Stored records:

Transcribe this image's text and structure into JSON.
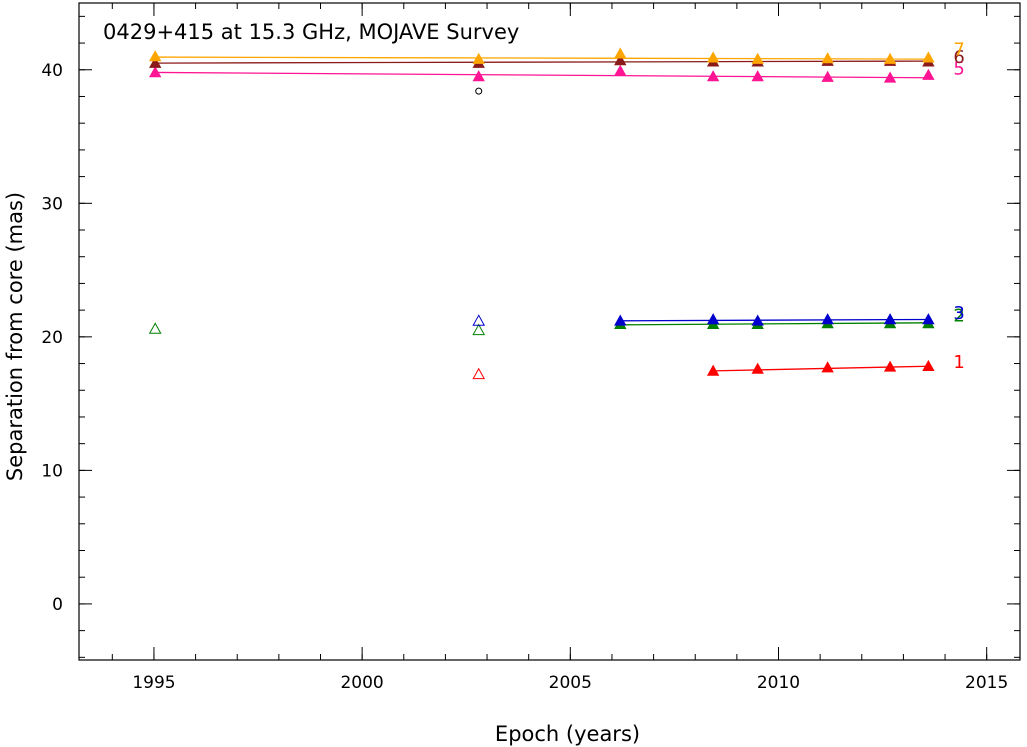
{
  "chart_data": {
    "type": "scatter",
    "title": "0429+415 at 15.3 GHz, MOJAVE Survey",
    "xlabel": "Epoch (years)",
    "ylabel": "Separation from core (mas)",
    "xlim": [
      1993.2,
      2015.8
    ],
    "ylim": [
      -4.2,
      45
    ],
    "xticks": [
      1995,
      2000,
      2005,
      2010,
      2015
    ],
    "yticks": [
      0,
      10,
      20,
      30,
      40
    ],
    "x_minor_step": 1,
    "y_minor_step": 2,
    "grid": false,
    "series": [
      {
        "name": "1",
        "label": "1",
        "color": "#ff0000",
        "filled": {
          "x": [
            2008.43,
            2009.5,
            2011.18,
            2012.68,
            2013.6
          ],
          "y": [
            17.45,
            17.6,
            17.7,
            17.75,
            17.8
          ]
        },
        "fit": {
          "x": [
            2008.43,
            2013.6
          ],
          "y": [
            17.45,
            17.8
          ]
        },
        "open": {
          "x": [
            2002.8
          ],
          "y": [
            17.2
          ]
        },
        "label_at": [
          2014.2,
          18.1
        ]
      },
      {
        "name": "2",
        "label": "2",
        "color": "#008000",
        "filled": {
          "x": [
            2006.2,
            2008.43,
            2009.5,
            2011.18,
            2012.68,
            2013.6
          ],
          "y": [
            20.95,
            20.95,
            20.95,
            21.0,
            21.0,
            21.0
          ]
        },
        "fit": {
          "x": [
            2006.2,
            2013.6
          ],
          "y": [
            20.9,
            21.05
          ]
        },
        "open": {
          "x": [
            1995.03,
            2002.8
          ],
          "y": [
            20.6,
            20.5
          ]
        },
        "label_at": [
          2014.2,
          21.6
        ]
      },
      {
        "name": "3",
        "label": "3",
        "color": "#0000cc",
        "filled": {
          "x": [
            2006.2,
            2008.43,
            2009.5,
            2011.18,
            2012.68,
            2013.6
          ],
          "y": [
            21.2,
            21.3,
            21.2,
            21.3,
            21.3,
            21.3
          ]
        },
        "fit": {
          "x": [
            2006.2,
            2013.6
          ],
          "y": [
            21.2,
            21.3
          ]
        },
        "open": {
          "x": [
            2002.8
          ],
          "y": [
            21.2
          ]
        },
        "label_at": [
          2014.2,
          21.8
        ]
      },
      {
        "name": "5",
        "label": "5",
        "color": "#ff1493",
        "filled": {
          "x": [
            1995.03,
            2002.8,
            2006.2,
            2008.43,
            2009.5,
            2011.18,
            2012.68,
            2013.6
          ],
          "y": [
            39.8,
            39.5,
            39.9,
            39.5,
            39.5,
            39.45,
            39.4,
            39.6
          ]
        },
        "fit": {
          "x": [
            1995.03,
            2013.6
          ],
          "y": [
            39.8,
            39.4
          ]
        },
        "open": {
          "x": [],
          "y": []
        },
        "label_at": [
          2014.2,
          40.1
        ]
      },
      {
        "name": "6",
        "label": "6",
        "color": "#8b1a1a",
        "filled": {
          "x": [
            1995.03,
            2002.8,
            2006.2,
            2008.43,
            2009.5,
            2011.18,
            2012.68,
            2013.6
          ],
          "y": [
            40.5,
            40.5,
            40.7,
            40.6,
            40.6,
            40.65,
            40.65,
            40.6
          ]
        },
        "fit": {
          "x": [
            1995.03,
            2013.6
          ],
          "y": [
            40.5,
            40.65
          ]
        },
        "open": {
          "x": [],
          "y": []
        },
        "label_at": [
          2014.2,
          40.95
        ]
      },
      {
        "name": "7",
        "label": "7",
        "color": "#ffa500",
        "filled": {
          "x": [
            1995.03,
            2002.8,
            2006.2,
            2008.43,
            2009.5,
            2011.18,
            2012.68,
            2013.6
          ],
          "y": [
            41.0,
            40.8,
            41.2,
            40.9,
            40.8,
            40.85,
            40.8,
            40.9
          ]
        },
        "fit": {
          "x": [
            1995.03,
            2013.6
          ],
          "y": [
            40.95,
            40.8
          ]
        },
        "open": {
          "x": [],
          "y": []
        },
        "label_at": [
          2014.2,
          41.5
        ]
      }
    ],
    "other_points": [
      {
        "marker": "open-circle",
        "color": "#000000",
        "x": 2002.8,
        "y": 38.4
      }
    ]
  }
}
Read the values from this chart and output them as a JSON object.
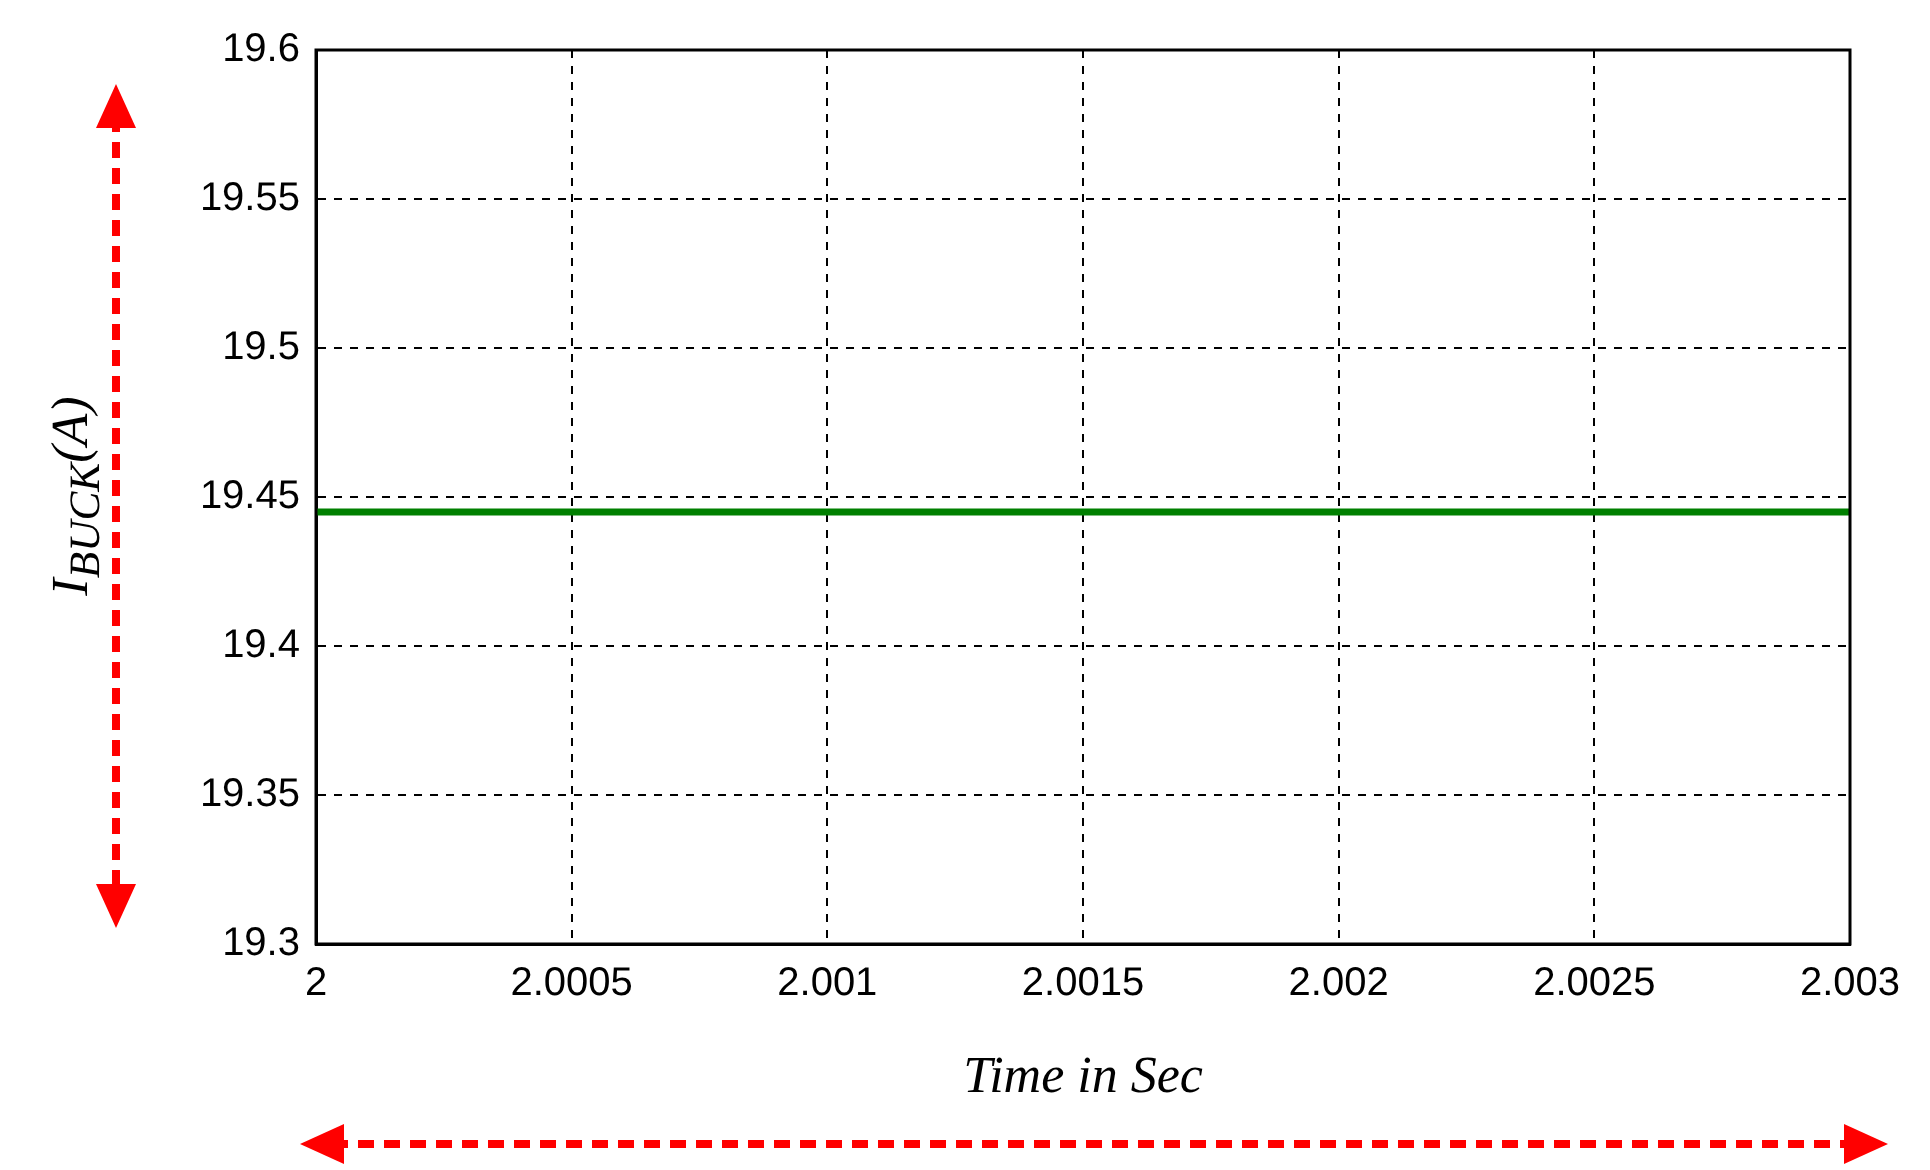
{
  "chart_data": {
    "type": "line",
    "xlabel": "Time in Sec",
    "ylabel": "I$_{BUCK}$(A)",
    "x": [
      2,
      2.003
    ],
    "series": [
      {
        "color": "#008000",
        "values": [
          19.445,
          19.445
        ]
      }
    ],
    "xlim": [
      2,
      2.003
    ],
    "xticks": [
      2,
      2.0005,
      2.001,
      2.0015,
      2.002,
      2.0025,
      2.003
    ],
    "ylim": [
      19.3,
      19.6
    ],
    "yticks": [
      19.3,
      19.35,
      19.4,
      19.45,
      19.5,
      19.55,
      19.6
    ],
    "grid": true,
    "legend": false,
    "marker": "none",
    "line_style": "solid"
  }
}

Directions for this task: Set down the records in full and exactly. Do not carry over any image.

Output for this exercise:
Transcribe this image's text and structure into JSON.
{
  "chart_data": {
    "type": "scatter",
    "title": "0429+415 at 15.3 GHz, MOJAVE Survey",
    "xlabel": "Epoch (years)",
    "ylabel": "Separation from core (mas)",
    "xlim": [
      1993.2,
      2015.8
    ],
    "ylim": [
      -4.2,
      45
    ],
    "xticks": [
      1995,
      2000,
      2005,
      2010,
      2015
    ],
    "yticks": [
      0,
      10,
      20,
      30,
      40
    ],
    "x_minor_step": 1,
    "y_minor_step": 2,
    "grid": false,
    "series": [
      {
        "name": "1",
        "label": "1",
        "color": "#ff0000",
        "filled": {
          "x": [
            2008.43,
            2009.5,
            2011.18,
            2012.68,
            2013.6
          ],
          "y": [
            17.45,
            17.6,
            17.7,
            17.75,
            17.8
          ]
        },
        "fit": {
          "x": [
            2008.43,
            2013.6
          ],
          "y": [
            17.45,
            17.8
          ]
        },
        "open": {
          "x": [
            2002.8
          ],
          "y": [
            17.2
          ]
        },
        "label_at": [
          2014.2,
          18.1
        ]
      },
      {
        "name": "2",
        "label": "2",
        "color": "#008000",
        "filled": {
          "x": [
            2006.2,
            2008.43,
            2009.5,
            2011.18,
            2012.68,
            2013.6
          ],
          "y": [
            20.95,
            20.95,
            20.95,
            21.0,
            21.0,
            21.0
          ]
        },
        "fit": {
          "x": [
            2006.2,
            2013.6
          ],
          "y": [
            20.9,
            21.05
          ]
        },
        "open": {
          "x": [
            1995.03,
            2002.8
          ],
          "y": [
            20.6,
            20.5
          ]
        },
        "label_at": [
          2014.2,
          21.6
        ]
      },
      {
        "name": "3",
        "label": "3",
        "color": "#0000cc",
        "filled": {
          "x": [
            2006.2,
            2008.43,
            2009.5,
            2011.18,
            2012.68,
            2013.6
          ],
          "y": [
            21.2,
            21.3,
            21.2,
            21.3,
            21.3,
            21.3
          ]
        },
        "fit": {
          "x": [
            2006.2,
            2013.6
          ],
          "y": [
            21.2,
            21.3
          ]
        },
        "open": {
          "x": [
            2002.8
          ],
          "y": [
            21.2
          ]
        },
        "label_at": [
          2014.2,
          21.8
        ]
      },
      {
        "name": "5",
        "label": "5",
        "color": "#ff1493",
        "filled": {
          "x": [
            1995.03,
            2002.8,
            2006.2,
            2008.43,
            2009.5,
            2011.18,
            2012.68,
            2013.6
          ],
          "y": [
            39.8,
            39.5,
            39.9,
            39.5,
            39.5,
            39.45,
            39.4,
            39.6
          ]
        },
        "fit": {
          "x": [
            1995.03,
            2013.6
          ],
          "y": [
            39.8,
            39.4
          ]
        },
        "open": {
          "x": [],
          "y": []
        },
        "label_at": [
          2014.2,
          40.1
        ]
      },
      {
        "name": "6",
        "label": "6",
        "color": "#8b1a1a",
        "filled": {
          "x": [
            1995.03,
            2002.8,
            2006.2,
            2008.43,
            2009.5,
            2011.18,
            2012.68,
            2013.6
          ],
          "y": [
            40.5,
            40.5,
            40.7,
            40.6,
            40.6,
            40.65,
            40.65,
            40.6
          ]
        },
        "fit": {
          "x": [
            1995.03,
            2013.6
          ],
          "y": [
            40.5,
            40.65
          ]
        },
        "open": {
          "x": [],
          "y": []
        },
        "label_at": [
          2014.2,
          40.95
        ]
      },
      {
        "name": "7",
        "label": "7",
        "color": "#ffa500",
        "filled": {
          "x": [
            1995.03,
            2002.8,
            2006.2,
            2008.43,
            2009.5,
            2011.18,
            2012.68,
            2013.6
          ],
          "y": [
            41.0,
            40.8,
            41.2,
            40.9,
            40.8,
            40.85,
            40.8,
            40.9
          ]
        },
        "fit": {
          "x": [
            1995.03,
            2013.6
          ],
          "y": [
            40.95,
            40.8
          ]
        },
        "open": {
          "x": [],
          "y": []
        },
        "label_at": [
          2014.2,
          41.5
        ]
      }
    ],
    "other_points": [
      {
        "marker": "open-circle",
        "color": "#000000",
        "x": 2002.8,
        "y": 38.4
      }
    ]
  }
}
Read the values from this chart and output them as a JSON object.
{
  "chart_data": {
    "type": "line",
    "xlabel": "Time in Sec",
    "ylabel": "I$_{BUCK}$(A)",
    "x": [
      2,
      2.003
    ],
    "series": [
      {
        "color": "#008000",
        "values": [
          19.445,
          19.445
        ]
      }
    ],
    "xlim": [
      2,
      2.003
    ],
    "xticks": [
      2,
      2.0005,
      2.001,
      2.0015,
      2.002,
      2.0025,
      2.003
    ],
    "ylim": [
      19.3,
      19.6
    ],
    "yticks": [
      19.3,
      19.35,
      19.4,
      19.45,
      19.5,
      19.55,
      19.6
    ],
    "grid": true,
    "legend": false,
    "marker": "none",
    "line_style": "solid"
  }
}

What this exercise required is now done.